# Your task
Leave out the pictures and repeat the rest of the material exactly.

** Start of Exercise input **

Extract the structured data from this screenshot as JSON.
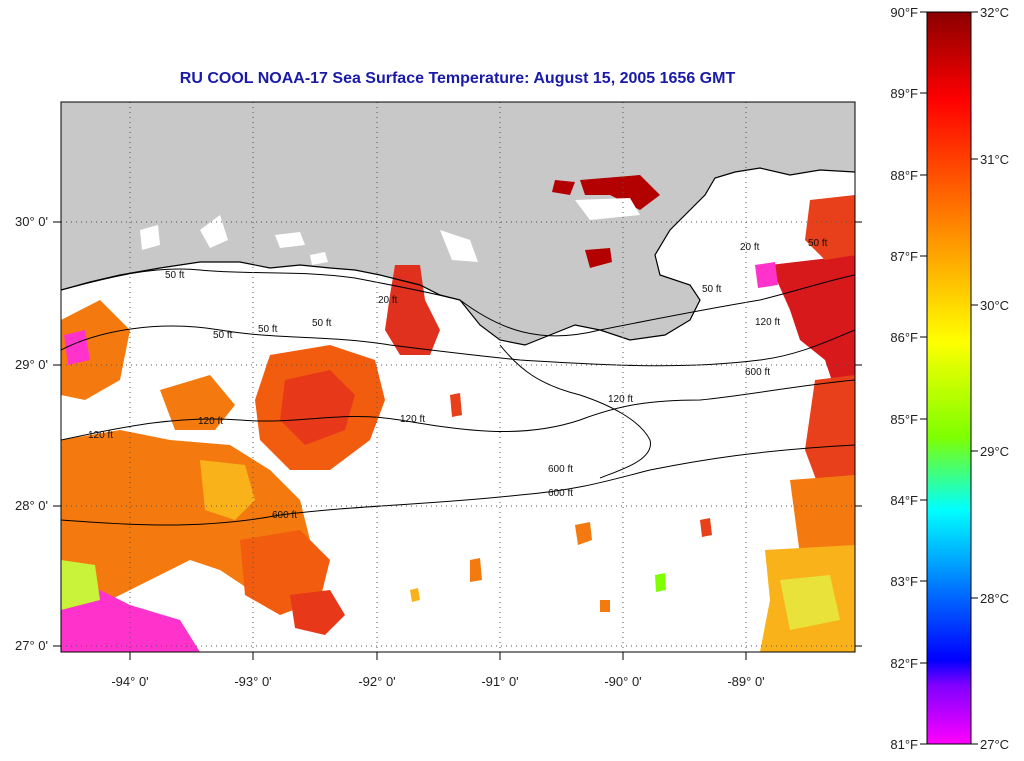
{
  "title": "RU COOL  NOAA-17  Sea Surface Temperature:  August 15, 2005 1656 GMT",
  "map": {
    "lon_labels": [
      "-94° 0'",
      "-93° 0'",
      "-92° 0'",
      "-91° 0'",
      "-90° 0'",
      "-89° 0'"
    ],
    "lat_labels": [
      "30° 0'",
      "29° 0'",
      "28° 0'",
      "27° 0'"
    ],
    "contour_labels": [
      "50 ft",
      "50 ft",
      "50 ft",
      "50 ft",
      "20 ft",
      "120 ft",
      "120 ft",
      "120 ft",
      "120 ft",
      "600 ft",
      "600 ft",
      "600 ft",
      "20 ft",
      "50 ft",
      "50 ft",
      "120 ft",
      "600 ft"
    ],
    "colors": {
      "land": "#c8c8c8",
      "water_cloud": "#ffffff",
      "contour": "#000000",
      "grid": "#555555"
    }
  },
  "colorbar": {
    "fahrenheit_labels": [
      "90°F",
      "89°F",
      "88°F",
      "87°F",
      "86°F",
      "85°F",
      "84°F",
      "83°F",
      "82°F",
      "81°F"
    ],
    "celsius_labels": [
      "32°C",
      "31°C",
      "30°C",
      "29°C",
      "28°C",
      "27°C"
    ],
    "min_f": 81,
    "max_f": 90,
    "gradient": [
      "#8b0000",
      "#ff0000",
      "#ff8c00",
      "#ffff00",
      "#7fff00",
      "#00ffff",
      "#0000ff",
      "#8000ff",
      "#ff00ff"
    ]
  }
}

** End of Exercise input **

# Exercise answer
Extract the structured data from this screenshot as JSON.
{
  "title": "RU COOL  NOAA-17  Sea Surface Temperature:  August 15, 2005 1656 GMT",
  "map": {
    "lon_labels": [
      "-94° 0'",
      "-93° 0'",
      "-92° 0'",
      "-91° 0'",
      "-90° 0'",
      "-89° 0'"
    ],
    "lat_labels": [
      "30° 0'",
      "29° 0'",
      "28° 0'",
      "27° 0'"
    ],
    "contour_labels": [
      "50 ft",
      "50 ft",
      "50 ft",
      "50 ft",
      "20 ft",
      "120 ft",
      "120 ft",
      "120 ft",
      "120 ft",
      "600 ft",
      "600 ft",
      "600 ft",
      "20 ft",
      "50 ft",
      "50 ft",
      "120 ft",
      "600 ft"
    ],
    "colors": {
      "land": "#c8c8c8",
      "water_cloud": "#ffffff",
      "contour": "#000000",
      "grid": "#555555"
    }
  },
  "colorbar": {
    "fahrenheit_labels": [
      "90°F",
      "89°F",
      "88°F",
      "87°F",
      "86°F",
      "85°F",
      "84°F",
      "83°F",
      "82°F",
      "81°F"
    ],
    "celsius_labels": [
      "32°C",
      "31°C",
      "30°C",
      "29°C",
      "28°C",
      "27°C"
    ],
    "min_f": 81,
    "max_f": 90,
    "gradient": [
      "#8b0000",
      "#ff0000",
      "#ff8c00",
      "#ffff00",
      "#7fff00",
      "#00ffff",
      "#0000ff",
      "#8000ff",
      "#ff00ff"
    ]
  }
}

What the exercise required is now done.